**SET EXERCISE**
Scan the lines below; pull out those with "холодного".

## begin AVAILABLE RECORDS

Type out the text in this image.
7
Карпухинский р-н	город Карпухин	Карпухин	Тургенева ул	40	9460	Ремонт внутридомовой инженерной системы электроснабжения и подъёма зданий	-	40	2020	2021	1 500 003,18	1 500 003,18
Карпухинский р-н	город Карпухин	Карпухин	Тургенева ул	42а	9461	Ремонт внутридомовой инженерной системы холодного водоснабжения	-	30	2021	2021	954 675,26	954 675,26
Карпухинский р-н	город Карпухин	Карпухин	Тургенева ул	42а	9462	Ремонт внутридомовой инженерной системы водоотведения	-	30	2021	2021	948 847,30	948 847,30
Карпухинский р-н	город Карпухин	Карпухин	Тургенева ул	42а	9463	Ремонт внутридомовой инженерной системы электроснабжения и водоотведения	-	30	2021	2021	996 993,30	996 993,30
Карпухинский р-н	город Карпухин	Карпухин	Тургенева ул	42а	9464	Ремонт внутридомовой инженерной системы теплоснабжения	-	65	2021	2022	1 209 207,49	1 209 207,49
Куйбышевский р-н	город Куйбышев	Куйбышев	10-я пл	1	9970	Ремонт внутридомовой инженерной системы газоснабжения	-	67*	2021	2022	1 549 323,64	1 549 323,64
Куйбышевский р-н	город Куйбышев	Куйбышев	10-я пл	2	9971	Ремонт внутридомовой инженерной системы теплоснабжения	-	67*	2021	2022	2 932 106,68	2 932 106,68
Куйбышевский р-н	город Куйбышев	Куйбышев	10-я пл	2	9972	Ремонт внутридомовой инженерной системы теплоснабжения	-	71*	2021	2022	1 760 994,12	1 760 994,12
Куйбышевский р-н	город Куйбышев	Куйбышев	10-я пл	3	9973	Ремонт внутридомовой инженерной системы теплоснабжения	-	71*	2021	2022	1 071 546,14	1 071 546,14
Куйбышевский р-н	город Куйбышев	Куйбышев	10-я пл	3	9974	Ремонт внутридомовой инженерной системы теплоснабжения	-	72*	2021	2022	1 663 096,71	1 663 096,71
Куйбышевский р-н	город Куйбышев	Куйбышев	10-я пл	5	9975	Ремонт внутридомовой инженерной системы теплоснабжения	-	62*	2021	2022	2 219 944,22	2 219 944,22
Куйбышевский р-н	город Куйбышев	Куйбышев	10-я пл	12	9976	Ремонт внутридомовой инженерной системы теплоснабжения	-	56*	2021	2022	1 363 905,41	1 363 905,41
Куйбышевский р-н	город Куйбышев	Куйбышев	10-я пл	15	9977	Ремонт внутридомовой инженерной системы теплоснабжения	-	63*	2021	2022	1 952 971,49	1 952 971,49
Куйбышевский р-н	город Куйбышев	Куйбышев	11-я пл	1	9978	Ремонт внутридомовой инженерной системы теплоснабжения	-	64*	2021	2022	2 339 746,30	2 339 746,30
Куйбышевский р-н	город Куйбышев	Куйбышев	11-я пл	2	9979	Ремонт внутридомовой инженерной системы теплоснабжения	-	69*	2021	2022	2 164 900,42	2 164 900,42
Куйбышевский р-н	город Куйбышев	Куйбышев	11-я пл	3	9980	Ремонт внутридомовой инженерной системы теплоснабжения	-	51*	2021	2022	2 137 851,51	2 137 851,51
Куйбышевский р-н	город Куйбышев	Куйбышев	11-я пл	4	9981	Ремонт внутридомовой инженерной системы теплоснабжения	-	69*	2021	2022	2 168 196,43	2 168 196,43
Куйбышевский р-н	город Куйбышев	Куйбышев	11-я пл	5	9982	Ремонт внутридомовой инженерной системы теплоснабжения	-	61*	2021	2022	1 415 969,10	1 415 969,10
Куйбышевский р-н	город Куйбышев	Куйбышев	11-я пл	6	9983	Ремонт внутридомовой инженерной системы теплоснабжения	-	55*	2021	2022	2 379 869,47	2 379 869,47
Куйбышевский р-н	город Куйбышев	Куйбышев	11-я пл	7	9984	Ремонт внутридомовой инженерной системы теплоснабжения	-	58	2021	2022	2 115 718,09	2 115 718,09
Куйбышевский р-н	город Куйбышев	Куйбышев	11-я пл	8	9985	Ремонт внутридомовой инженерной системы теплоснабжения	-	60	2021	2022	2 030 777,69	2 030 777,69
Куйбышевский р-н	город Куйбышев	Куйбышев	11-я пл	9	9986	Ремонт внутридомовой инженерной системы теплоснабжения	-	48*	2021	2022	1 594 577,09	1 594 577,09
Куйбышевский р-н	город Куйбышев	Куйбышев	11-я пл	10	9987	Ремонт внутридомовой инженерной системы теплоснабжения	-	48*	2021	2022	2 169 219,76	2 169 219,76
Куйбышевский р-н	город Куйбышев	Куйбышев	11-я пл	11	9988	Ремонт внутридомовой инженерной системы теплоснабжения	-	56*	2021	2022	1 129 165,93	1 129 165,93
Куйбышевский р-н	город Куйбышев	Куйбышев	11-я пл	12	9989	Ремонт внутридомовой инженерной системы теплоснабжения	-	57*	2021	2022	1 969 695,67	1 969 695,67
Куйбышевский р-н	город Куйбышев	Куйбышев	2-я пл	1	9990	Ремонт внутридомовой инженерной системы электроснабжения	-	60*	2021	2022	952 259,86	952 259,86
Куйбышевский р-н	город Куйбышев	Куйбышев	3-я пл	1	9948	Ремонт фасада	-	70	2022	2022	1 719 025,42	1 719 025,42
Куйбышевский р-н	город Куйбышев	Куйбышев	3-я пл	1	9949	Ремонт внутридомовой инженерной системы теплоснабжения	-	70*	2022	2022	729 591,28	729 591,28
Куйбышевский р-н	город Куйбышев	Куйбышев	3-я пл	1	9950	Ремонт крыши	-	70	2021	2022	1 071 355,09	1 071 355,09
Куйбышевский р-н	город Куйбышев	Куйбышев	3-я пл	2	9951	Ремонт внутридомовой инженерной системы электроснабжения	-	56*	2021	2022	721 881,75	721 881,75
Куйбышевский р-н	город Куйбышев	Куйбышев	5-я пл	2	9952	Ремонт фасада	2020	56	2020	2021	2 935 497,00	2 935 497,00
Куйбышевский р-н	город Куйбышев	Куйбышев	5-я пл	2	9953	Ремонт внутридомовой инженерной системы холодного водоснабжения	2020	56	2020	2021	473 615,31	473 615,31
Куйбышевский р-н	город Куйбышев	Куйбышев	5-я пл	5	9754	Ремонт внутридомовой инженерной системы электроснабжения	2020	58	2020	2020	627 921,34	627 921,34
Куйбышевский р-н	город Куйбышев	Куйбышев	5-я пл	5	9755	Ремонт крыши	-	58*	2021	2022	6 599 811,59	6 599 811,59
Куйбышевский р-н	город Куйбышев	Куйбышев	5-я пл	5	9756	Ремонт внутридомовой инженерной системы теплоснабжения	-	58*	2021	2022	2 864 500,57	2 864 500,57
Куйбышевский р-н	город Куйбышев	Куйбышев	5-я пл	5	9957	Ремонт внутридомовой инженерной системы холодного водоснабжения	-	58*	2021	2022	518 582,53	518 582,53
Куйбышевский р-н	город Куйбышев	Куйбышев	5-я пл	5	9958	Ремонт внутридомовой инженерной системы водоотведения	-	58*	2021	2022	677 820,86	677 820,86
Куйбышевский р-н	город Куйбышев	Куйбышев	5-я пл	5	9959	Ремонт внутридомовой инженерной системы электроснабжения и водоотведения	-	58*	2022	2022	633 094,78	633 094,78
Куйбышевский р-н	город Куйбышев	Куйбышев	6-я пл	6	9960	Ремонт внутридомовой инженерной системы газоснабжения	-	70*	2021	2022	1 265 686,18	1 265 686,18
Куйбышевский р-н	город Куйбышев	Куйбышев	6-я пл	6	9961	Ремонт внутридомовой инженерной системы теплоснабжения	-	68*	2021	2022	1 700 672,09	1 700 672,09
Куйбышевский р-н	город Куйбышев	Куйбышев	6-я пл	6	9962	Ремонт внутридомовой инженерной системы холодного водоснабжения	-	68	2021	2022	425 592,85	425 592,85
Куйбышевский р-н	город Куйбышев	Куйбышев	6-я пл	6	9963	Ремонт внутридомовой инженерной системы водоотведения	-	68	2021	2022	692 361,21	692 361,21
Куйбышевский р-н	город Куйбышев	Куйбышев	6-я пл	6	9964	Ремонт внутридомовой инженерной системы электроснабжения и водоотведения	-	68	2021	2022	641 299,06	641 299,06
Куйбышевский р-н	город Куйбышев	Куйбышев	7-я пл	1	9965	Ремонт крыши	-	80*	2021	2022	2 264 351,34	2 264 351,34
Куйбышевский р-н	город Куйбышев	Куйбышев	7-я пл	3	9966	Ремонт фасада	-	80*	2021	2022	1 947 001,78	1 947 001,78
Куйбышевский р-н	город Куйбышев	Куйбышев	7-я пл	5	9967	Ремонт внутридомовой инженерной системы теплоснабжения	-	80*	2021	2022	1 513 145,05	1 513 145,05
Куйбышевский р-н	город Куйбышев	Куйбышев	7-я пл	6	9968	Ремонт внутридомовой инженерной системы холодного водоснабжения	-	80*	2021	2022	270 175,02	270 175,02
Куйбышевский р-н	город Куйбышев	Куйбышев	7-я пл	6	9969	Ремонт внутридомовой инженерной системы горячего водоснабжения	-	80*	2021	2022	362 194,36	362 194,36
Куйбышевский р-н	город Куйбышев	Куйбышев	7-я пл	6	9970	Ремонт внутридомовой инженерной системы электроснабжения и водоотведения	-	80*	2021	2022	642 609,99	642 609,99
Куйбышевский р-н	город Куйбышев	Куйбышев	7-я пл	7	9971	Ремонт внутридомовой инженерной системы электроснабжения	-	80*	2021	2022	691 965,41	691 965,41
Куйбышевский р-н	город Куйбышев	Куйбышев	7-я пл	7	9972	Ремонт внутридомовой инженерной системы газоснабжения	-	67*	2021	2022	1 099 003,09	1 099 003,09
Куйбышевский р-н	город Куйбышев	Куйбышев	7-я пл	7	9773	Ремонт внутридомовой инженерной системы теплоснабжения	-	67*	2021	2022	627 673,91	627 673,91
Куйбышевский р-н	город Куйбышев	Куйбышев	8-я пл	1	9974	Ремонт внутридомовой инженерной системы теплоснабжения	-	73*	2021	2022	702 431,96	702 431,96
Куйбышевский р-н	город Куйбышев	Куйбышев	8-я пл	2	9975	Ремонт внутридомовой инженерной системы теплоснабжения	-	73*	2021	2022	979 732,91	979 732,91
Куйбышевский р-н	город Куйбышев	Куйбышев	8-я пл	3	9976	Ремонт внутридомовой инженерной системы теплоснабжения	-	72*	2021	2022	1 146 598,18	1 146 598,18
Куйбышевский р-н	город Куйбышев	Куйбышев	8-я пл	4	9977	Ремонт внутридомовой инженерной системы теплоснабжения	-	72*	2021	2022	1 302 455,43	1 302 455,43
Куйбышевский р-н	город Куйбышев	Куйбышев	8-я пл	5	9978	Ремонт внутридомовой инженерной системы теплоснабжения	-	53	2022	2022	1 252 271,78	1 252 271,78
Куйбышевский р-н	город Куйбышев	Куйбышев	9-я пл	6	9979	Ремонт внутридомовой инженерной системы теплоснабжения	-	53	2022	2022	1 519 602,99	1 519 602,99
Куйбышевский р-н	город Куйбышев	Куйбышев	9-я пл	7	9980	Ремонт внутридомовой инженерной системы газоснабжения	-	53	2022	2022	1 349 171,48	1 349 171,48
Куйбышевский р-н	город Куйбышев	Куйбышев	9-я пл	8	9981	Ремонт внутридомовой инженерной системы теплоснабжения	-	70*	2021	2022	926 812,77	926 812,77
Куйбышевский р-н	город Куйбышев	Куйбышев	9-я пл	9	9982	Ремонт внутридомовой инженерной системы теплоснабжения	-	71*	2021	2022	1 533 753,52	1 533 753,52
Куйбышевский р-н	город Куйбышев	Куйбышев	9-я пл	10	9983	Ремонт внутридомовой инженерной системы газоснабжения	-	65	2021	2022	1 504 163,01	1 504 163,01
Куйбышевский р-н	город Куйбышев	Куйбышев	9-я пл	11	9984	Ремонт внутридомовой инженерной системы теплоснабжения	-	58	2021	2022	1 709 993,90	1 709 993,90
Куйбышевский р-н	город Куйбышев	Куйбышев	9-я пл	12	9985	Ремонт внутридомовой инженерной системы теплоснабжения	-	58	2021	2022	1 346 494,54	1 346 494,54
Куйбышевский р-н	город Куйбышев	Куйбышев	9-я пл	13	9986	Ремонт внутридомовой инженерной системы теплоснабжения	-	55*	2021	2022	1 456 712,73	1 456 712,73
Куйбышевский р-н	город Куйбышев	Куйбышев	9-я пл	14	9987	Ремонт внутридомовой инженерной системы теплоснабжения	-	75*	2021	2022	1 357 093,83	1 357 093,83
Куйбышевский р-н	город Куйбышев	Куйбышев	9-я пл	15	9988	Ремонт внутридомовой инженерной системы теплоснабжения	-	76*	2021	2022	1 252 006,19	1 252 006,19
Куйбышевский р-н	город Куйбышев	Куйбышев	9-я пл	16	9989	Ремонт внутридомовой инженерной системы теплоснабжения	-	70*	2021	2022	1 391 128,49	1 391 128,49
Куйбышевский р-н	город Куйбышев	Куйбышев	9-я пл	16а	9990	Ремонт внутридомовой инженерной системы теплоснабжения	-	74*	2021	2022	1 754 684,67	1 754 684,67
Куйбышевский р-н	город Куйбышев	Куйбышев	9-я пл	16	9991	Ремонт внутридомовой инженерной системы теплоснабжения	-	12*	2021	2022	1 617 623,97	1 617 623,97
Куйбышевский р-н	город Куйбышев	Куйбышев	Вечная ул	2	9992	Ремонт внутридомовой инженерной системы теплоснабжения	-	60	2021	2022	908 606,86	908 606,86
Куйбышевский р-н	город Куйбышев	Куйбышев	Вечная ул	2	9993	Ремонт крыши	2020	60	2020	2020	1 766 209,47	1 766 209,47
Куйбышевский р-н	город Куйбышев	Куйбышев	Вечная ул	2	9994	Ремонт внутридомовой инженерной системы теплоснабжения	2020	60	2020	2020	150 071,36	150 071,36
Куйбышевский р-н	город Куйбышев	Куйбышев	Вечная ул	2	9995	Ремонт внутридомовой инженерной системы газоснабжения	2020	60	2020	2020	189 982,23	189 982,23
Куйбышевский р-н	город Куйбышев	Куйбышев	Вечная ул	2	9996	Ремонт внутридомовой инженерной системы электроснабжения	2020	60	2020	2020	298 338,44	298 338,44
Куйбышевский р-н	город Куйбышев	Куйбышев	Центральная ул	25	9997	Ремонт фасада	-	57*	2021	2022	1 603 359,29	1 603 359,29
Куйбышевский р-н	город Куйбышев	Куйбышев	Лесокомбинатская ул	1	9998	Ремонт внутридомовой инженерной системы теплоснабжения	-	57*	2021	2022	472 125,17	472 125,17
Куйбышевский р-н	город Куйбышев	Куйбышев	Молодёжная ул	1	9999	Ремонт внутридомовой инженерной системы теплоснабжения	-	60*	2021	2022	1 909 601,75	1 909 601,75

## end AVAILABLE RECORDS

**SOLUTION**
Карпухинский р-н	город Карпухин	Карпухин	Тургенева ул	42а	9461	Ремонт внутридомовой инженерной системы холодного водоснабжения	-	30	2021	2021	954 675,26	954 675,26
Куйбышевский р-н	город Куйбышев	Куйбышев	5-я пл	2	9953	Ремонт внутридомовой инженерной системы холодного водоснабжения	2020	56	2020	2021	473 615,31	473 615,31
Куйбышевский р-н	город Куйбышев	Куйбышев	5-я пл	5	9957	Ремонт внутридомовой инженерной системы холодного водоснабжения	-	58*	2021	2022	518 582,53	518 582,53
Куйбышевский р-н	город Куйбышев	Куйбышев	6-я пл	6	9962	Ремонт внутридомовой инженерной системы холодного водоснабжения	-	68	2021	2022	425 592,85	425 592,85
Куйбышевский р-н	город Куйбышев	Куйбышев	7-я пл	6	9968	Ремонт внутридомовой инженерной системы холодного водоснабжения	-	80*	2021	2022	270 175,02	270 175,02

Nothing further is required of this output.